#### Objective:
Output the records exactly. Include every line.

Figure collection entries
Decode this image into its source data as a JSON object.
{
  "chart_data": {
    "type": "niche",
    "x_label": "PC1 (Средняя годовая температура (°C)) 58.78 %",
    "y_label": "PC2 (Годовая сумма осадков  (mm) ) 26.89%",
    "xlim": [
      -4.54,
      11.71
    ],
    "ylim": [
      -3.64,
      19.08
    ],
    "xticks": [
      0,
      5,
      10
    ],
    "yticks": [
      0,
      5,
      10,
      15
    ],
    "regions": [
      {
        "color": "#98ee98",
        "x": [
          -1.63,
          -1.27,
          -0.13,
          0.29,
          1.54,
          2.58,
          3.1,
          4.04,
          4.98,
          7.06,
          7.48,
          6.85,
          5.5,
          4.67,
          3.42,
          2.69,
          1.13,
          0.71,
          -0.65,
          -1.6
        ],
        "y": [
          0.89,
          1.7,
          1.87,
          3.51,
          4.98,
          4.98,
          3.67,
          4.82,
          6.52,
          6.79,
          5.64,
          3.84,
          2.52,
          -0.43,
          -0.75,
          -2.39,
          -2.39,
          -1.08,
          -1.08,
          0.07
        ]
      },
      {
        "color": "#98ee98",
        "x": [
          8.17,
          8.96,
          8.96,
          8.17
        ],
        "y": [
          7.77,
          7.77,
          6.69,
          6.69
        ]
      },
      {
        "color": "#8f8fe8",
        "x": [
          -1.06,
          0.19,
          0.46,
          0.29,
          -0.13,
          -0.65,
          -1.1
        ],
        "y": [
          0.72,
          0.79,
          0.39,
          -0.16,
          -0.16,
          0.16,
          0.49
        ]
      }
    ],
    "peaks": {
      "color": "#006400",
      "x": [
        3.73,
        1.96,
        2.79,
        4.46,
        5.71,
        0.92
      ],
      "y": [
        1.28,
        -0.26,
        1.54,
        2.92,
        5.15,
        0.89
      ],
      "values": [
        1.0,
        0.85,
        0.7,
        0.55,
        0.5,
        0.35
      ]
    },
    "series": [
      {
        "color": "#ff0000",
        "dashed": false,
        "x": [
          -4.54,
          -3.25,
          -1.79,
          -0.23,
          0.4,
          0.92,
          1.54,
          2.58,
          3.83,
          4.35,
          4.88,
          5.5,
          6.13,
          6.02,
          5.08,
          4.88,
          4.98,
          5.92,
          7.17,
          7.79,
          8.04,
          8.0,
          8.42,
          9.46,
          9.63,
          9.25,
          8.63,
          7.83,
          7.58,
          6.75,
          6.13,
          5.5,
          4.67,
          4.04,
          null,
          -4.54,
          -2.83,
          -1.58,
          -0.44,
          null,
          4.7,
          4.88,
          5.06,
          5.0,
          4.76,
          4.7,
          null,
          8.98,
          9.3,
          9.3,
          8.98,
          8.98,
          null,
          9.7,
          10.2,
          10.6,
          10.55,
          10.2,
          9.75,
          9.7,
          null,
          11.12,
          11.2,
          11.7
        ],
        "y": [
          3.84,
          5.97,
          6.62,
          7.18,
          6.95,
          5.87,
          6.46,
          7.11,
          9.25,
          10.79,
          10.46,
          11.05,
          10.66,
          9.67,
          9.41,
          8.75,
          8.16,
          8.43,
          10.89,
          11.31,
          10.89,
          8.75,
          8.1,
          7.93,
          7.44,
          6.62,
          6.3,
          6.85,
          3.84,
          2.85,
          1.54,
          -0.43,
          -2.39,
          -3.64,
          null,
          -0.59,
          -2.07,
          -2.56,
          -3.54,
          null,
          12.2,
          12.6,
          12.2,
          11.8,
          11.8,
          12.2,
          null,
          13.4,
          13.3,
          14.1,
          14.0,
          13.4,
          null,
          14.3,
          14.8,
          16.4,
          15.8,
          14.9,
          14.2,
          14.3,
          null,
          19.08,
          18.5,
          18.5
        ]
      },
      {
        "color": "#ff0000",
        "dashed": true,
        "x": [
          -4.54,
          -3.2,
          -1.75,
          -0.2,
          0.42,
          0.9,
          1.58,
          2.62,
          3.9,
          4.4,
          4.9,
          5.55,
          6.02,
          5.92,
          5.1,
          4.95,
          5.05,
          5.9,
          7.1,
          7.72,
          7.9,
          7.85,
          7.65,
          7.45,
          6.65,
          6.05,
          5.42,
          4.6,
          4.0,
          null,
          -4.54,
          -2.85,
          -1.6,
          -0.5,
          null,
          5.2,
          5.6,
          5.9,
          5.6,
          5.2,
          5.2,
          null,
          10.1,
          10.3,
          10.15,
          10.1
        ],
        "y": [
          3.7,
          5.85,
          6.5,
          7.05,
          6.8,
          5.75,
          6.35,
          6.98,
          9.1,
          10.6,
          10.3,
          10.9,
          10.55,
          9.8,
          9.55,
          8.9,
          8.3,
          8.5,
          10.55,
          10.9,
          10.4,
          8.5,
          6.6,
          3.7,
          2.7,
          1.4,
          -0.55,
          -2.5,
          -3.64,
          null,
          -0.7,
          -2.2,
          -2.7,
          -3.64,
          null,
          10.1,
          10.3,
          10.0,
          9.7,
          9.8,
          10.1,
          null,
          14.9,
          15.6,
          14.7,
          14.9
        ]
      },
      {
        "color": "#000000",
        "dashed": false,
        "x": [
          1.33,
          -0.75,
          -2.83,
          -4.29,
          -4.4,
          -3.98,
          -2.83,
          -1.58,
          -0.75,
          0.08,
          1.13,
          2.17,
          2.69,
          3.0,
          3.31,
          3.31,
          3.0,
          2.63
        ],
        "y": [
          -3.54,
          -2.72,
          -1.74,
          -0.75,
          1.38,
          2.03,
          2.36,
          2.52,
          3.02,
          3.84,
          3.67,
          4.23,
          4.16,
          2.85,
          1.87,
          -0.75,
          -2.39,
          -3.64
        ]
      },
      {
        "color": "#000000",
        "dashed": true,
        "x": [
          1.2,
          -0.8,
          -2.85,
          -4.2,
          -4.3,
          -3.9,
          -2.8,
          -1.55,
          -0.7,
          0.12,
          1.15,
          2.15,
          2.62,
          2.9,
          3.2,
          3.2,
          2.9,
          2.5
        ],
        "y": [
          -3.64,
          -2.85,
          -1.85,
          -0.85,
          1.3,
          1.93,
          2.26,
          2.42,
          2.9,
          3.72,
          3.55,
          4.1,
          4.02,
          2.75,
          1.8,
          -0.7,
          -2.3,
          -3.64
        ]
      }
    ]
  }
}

#### Task result:
Decode this image into its source data as a JSON object.
{
  "chart_data": {
    "type": "niche",
    "x_label": "PC1 (Средняя годовая температура (°C)) 58.78 %",
    "y_label": "PC2 (Годовая сумма осадков  (mm) ) 26.89%",
    "xlim": [
      -4.54,
      11.71
    ],
    "ylim": [
      -3.64,
      19.08
    ],
    "xticks": [
      0,
      5,
      10
    ],
    "yticks": [
      0,
      5,
      10,
      15
    ],
    "regions": [
      {
        "color": "#98ee98",
        "x": [
          -1.63,
          -1.27,
          -0.13,
          0.29,
          1.54,
          2.58,
          3.1,
          4.04,
          4.98,
          7.06,
          7.48,
          6.85,
          5.5,
          4.67,
          3.42,
          2.69,
          1.13,
          0.71,
          -0.65,
          -1.6
        ],
        "y": [
          0.89,
          1.7,
          1.87,
          3.51,
          4.98,
          4.98,
          3.67,
          4.82,
          6.52,
          6.79,
          5.64,
          3.84,
          2.52,
          -0.43,
          -0.75,
          -2.39,
          -2.39,
          -1.08,
          -1.08,
          0.07
        ]
      },
      {
        "color": "#98ee98",
        "x": [
          8.17,
          8.96,
          8.96,
          8.17
        ],
        "y": [
          7.77,
          7.77,
          6.69,
          6.69
        ]
      },
      {
        "color": "#8f8fe8",
        "x": [
          -1.06,
          0.19,
          0.46,
          0.29,
          -0.13,
          -0.65,
          -1.1
        ],
        "y": [
          0.72,
          0.79,
          0.39,
          -0.16,
          -0.16,
          0.16,
          0.49
        ]
      }
    ],
    "peaks": {
      "color": "#006400",
      "x": [
        3.73,
        1.96,
        2.79,
        4.46,
        5.71,
        0.92
      ],
      "y": [
        1.28,
        -0.26,
        1.54,
        2.92,
        5.15,
        0.89
      ],
      "values": [
        1.0,
        0.85,
        0.7,
        0.55,
        0.5,
        0.35
      ]
    },
    "series": [
      {
        "color": "#ff0000",
        "dashed": false,
        "x": [
          -4.54,
          -3.25,
          -1.79,
          -0.23,
          0.4,
          0.92,
          1.54,
          2.58,
          3.83,
          4.35,
          4.88,
          5.5,
          6.13,
          6.02,
          5.08,
          4.88,
          4.98,
          5.92,
          7.17,
          7.79,
          8.04,
          8.0,
          8.42,
          9.46,
          9.63,
          9.25,
          8.63,
          7.83,
          7.58,
          6.75,
          6.13,
          5.5,
          4.67,
          4.04,
          null,
          -4.54,
          -2.83,
          -1.58,
          -0.44,
          null,
          4.7,
          4.88,
          5.06,
          5.0,
          4.76,
          4.7,
          null,
          8.98,
          9.3,
          9.3,
          8.98,
          8.98,
          null,
          9.7,
          10.2,
          10.6,
          10.55,
          10.2,
          9.75,
          9.7,
          null,
          11.12,
          11.2,
          11.7
        ],
        "y": [
          3.84,
          5.97,
          6.62,
          7.18,
          6.95,
          5.87,
          6.46,
          7.11,
          9.25,
          10.79,
          10.46,
          11.05,
          10.66,
          9.67,
          9.41,
          8.75,
          8.16,
          8.43,
          10.89,
          11.31,
          10.89,
          8.75,
          8.1,
          7.93,
          7.44,
          6.62,
          6.3,
          6.85,
          3.84,
          2.85,
          1.54,
          -0.43,
          -2.39,
          -3.64,
          null,
          -0.59,
          -2.07,
          -2.56,
          -3.54,
          null,
          12.2,
          12.6,
          12.2,
          11.8,
          11.8,
          12.2,
          null,
          13.4,
          13.3,
          14.1,
          14.0,
          13.4,
          null,
          14.3,
          14.8,
          16.4,
          15.8,
          14.9,
          14.2,
          14.3,
          null,
          19.08,
          18.5,
          18.5
        ]
      },
      {
        "color": "#ff0000",
        "dashed": true,
        "x": [
          -4.54,
          -3.2,
          -1.75,
          -0.2,
          0.42,
          0.9,
          1.58,
          2.62,
          3.9,
          4.4,
          4.9,
          5.55,
          6.02,
          5.92,
          5.1,
          4.95,
          5.05,
          5.9,
          7.1,
          7.72,
          7.9,
          7.85,
          7.65,
          7.45,
          6.65,
          6.05,
          5.42,
          4.6,
          4.0,
          null,
          -4.54,
          -2.85,
          -1.6,
          -0.5,
          null,
          5.2,
          5.6,
          5.9,
          5.6,
          5.2,
          5.2,
          null,
          10.1,
          10.3,
          10.15,
          10.1
        ],
        "y": [
          3.7,
          5.85,
          6.5,
          7.05,
          6.8,
          5.75,
          6.35,
          6.98,
          9.1,
          10.6,
          10.3,
          10.9,
          10.55,
          9.8,
          9.55,
          8.9,
          8.3,
          8.5,
          10.55,
          10.9,
          10.4,
          8.5,
          6.6,
          3.7,
          2.7,
          1.4,
          -0.55,
          -2.5,
          -3.64,
          null,
          -0.7,
          -2.2,
          -2.7,
          -3.64,
          null,
          10.1,
          10.3,
          10.0,
          9.7,
          9.8,
          10.1,
          null,
          14.9,
          15.6,
          14.7,
          14.9
        ]
      },
      {
        "color": "#000000",
        "dashed": false,
        "x": [
          1.33,
          -0.75,
          -2.83,
          -4.29,
          -4.4,
          -3.98,
          -2.83,
          -1.58,
          -0.75,
          0.08,
          1.13,
          2.17,
          2.69,
          3.0,
          3.31,
          3.31,
          3.0,
          2.63
        ],
        "y": [
          -3.54,
          -2.72,
          -1.74,
          -0.75,
          1.38,
          2.03,
          2.36,
          2.52,
          3.02,
          3.84,
          3.67,
          4.23,
          4.16,
          2.85,
          1.87,
          -0.75,
          -2.39,
          -3.64
        ]
      },
      {
        "color": "#000000",
        "dashed": true,
        "x": [
          1.2,
          -0.8,
          -2.85,
          -4.2,
          -4.3,
          -3.9,
          -2.8,
          -1.55,
          -0.7,
          0.12,
          1.15,
          2.15,
          2.62,
          2.9,
          3.2,
          3.2,
          2.9,
          2.5
        ],
        "y": [
          -3.64,
          -2.85,
          -1.85,
          -0.85,
          1.3,
          1.93,
          2.26,
          2.42,
          2.9,
          3.72,
          3.55,
          4.1,
          4.02,
          2.75,
          1.8,
          -0.7,
          -2.3,
          -3.64
        ]
      }
    ]
  }
}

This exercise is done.